■ Written problem
Copy out each line that mentions the word "object".

■ Data items
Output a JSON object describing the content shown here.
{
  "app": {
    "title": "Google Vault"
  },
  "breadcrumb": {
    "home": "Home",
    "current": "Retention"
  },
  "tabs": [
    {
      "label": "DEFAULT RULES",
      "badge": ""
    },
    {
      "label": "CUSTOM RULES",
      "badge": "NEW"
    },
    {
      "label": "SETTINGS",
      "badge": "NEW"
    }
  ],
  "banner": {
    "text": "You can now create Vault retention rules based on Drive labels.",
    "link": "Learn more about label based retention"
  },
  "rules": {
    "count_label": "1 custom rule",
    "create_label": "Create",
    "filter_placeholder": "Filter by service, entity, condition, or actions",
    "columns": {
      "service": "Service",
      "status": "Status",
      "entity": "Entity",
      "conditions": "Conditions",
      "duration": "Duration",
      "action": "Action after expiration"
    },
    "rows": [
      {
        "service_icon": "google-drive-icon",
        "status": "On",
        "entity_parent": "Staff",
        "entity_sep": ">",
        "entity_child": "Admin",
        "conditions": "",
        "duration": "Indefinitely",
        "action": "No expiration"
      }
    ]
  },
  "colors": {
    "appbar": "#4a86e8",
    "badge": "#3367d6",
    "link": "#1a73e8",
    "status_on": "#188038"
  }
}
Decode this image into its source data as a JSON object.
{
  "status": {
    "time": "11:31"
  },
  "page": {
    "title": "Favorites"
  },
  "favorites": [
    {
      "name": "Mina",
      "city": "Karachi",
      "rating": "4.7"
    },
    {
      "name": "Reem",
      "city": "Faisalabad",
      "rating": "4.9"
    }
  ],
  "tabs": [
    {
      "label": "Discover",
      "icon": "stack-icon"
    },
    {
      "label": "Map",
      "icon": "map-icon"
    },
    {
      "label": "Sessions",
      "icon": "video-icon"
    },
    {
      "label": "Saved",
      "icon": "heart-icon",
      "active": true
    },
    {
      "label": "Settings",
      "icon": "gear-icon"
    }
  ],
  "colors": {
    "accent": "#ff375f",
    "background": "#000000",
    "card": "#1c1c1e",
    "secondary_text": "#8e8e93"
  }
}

■ Response
Output a JSON object describing the content shown here.
Decode this image into its source data as a JSON object.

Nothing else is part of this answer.